'''

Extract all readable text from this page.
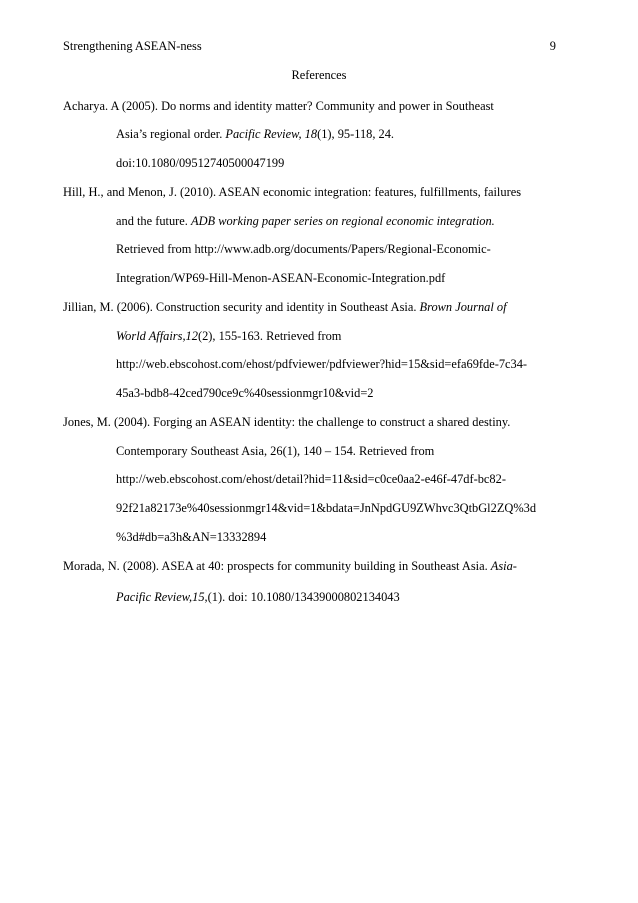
Strengthening ASEAN-ness	9
References
Acharya. A (2005). Do norms and identity matter? Community and power in Southeast
Asia’s regional order. Pacific Review, 18(1), 95-118, 24.
doi:10.1080/09512740500047199
Hill, H., and Menon, J. (2010). ASEAN economic integration: features, fulfillments, failures
and the future. ADB working paper series on regional economic integration.
Retrieved from http://www.adb.org/documents/Papers/Regional-Economic-
Integration/WP69-Hill-Menon-ASEAN-Economic-Integration.pdf
Jillian, M. (2006). Construction security and identity in Southeast Asia. Brown Journal of
World Affairs,12(2), 155-163. Retrieved from
http://web.ebscohost.com/ehost/pdfviewer/pdfviewer?hid=15&sid=efa69fde-7c34-
45a3-bdb8-42ced790ce9c%40sessionmgr10&vid=2
Jones, M. (2004). Forging an ASEAN identity: the challenge to construct a shared destiny.
Contemporary Southeast Asia, 26(1), 140 – 154. Retrieved from
http://web.ebscohost.com/ehost/detail?hid=11&sid=c0ce0aa2-e46f-47df-bc82-
92f21a82173e%40sessionmgr14&vid=1&bdata=JnNpdGU9ZWhvc3QtbGl2ZQ%3d
%3d#db=a3h&AN=13332894
Morada, N. (2008). ASEA at 40: prospects for community building in Southeast Asia. Asia-
Pacific Review,15,(1). doi: 10.1080/13439000802134043
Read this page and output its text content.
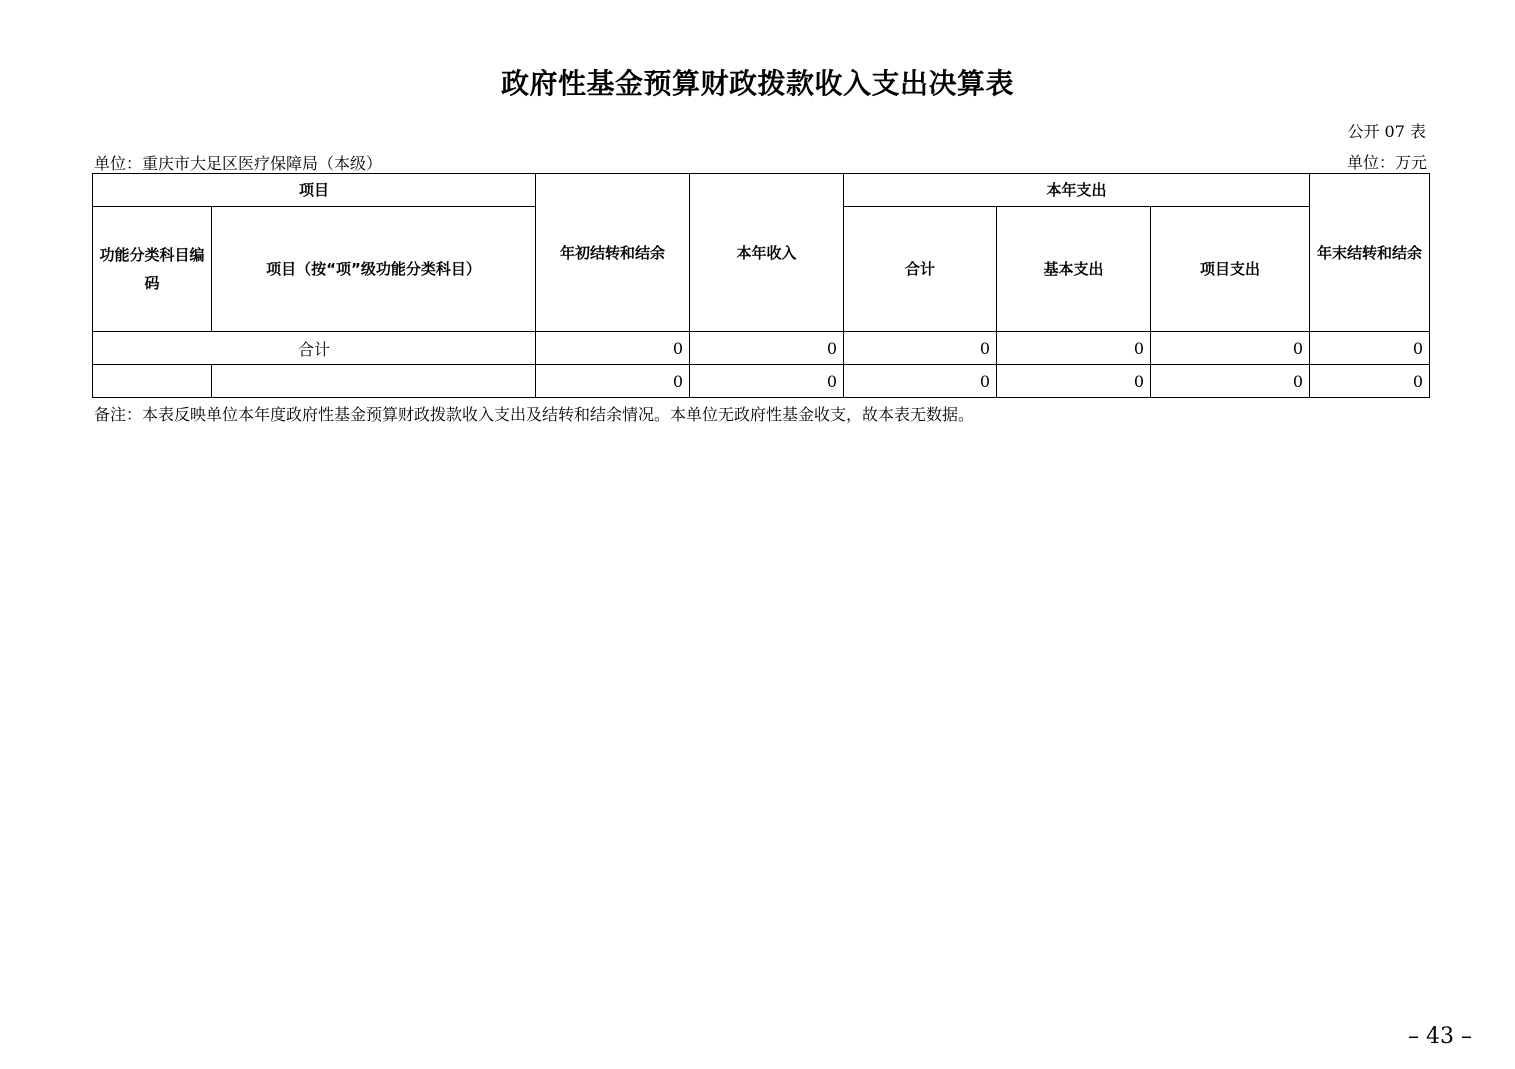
政府性基金预算财政拨款收入支出决算表
公开 07 表
单位：重庆市大足区医疗保障局（本级）	单位：万元
项目		年初结转和结余	本年收入	本年支出			年末结转和结余
功能分类科目编码	项目（按“项”级功能分类科目）			合计	基本支出	项目支出	
合计		0	0	0	0	0	0
		0	0	0	0	0	0
备注：本表反映单位本年度政府性基金预算财政拨款收入支出及结转和结余情况。本单位无政府性基金收支，故本表无数据。
– 43 –
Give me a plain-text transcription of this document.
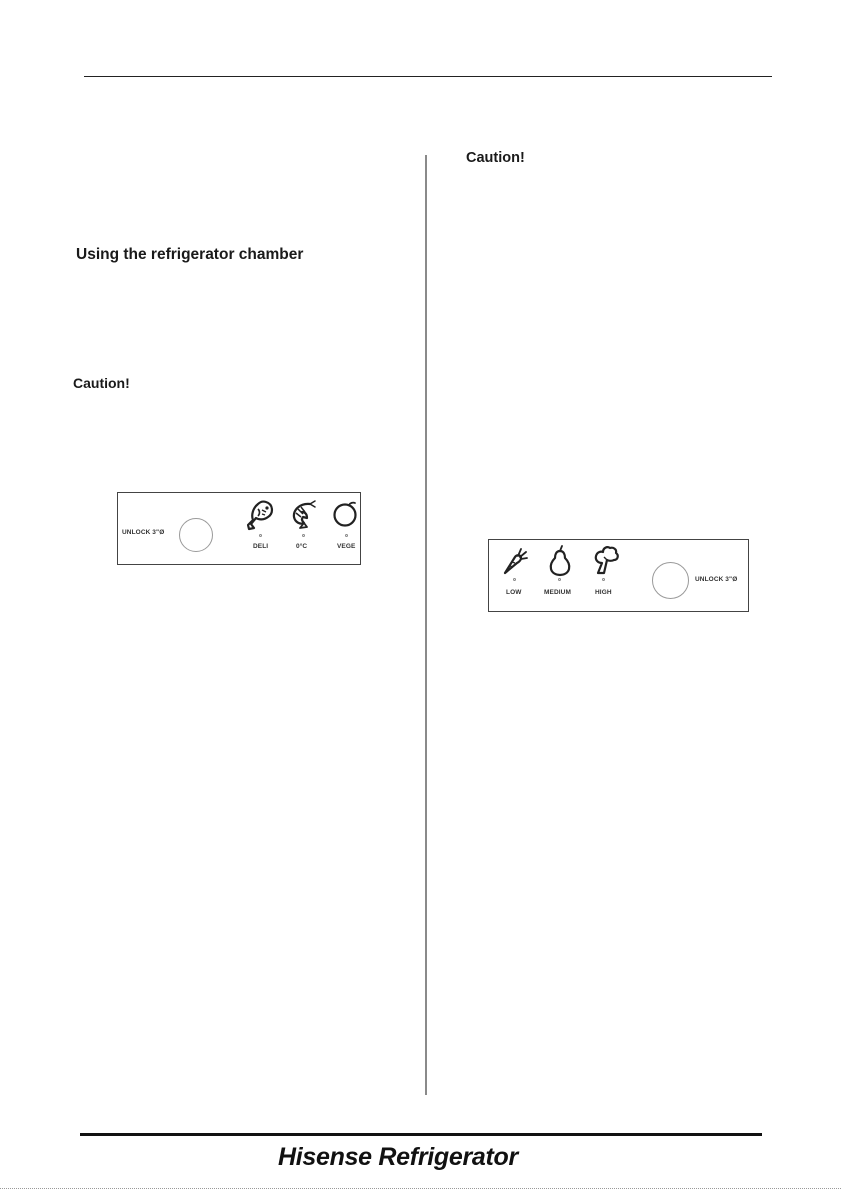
Using the refrigerator chamber
Caution!
Caution!
UNLOCK 3"Ø
DELI	0°C	VEGE
LOW	MEDIUM	HIGH
UNLOCK 3"Ø
Hisense Refrigerator
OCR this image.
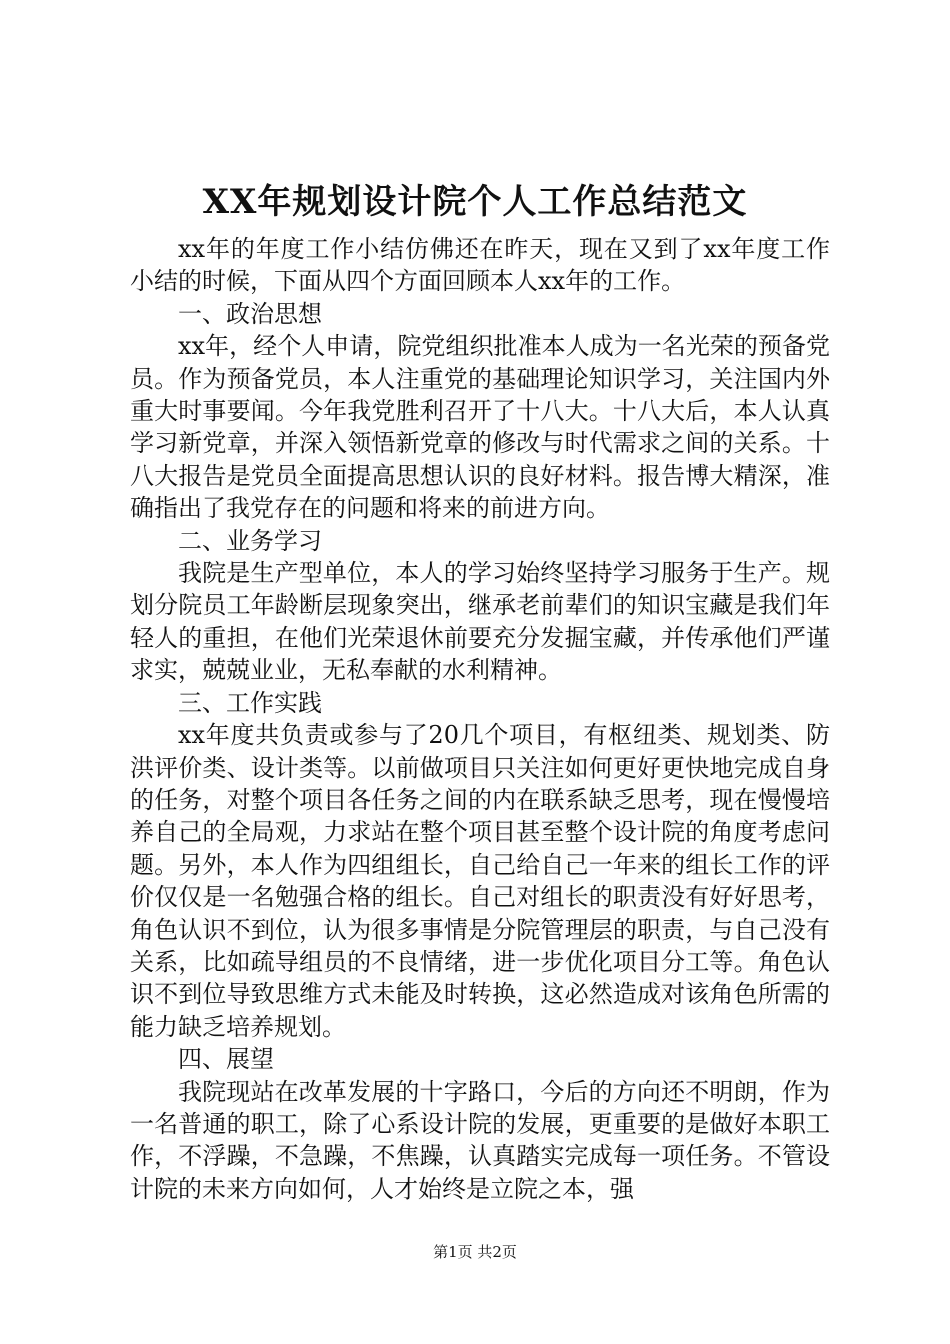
XX年规划设计院个人工作总结范文

xx年的年度工作小结仿佛还在昨天，现在又到了xx年度工作小结的时候，下面从四个方面回顾本人xx年的工作。

一、政治思想

xx年，经个人申请，院党组织批准本人成为一名光荣的预备党员。作为预备党员，本人注重党的基础理论知识学习，关注国内外重大时事要闻。今年我党胜利召开了十八大。十八大后，本人认真学习新党章，并深入领悟新党章的修改与时代需求之间的关系。十八大报告是党员全面提高思想认识的良好材料。报告博大精深，准确指出了我党存在的问题和将来的前进方向。

二、业务学习

我院是生产型单位，本人的学习始终坚持学习服务于生产。规划分院员工年龄断层现象突出，继承老前辈们的知识宝藏是我们年轻人的重担，在他们光荣退休前要充分发掘宝藏，并传承他们严谨求实，兢兢业业，无私奉献的水利精神。

三、工作实践

xx年度共负责或参与了20几个项目，有枢纽类、规划类、防洪评价类、设计类等。以前做项目只关注如何更好更快地完成自身的任务，对整个项目各任务之间的内在联系缺乏思考，现在慢慢培养自己的全局观，力求站在整个项目甚至整个设计院的角度考虑问题。另外，本人作为四组组长，自己给自己一年来的组长工作的评价仅仅是一名勉强合格的组长。自己对组长的职责没有好好思考，角色认识不到位，认为很多事情是分院管理层的职责，与自己没有关系，比如疏导组员的不良情绪，进一步优化项目分工等。角色认识不到位导致思维方式未能及时转换，这必然造成对该角色所需的能力缺乏培养规划。

四、展望

我院现站在改革发展的十字路口，今后的方向还不明朗，作为一名普通的职工，除了心系设计院的发展，更重要的是做好本职工作，不浮躁，不急躁，不焦躁，认真踏实完成每一项任务。不管设计院的未来方向如何，人才始终是立院之本，强

第1页 共2页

'''

■ EXERCISE REQUIREMENTS: Show all lines in the entries above where the word "text" appears.

■ EXERCISE ANSWER:
Extract all readable text from this page.
Read this page and output its text content.
Give me a plain-text transcription of this document.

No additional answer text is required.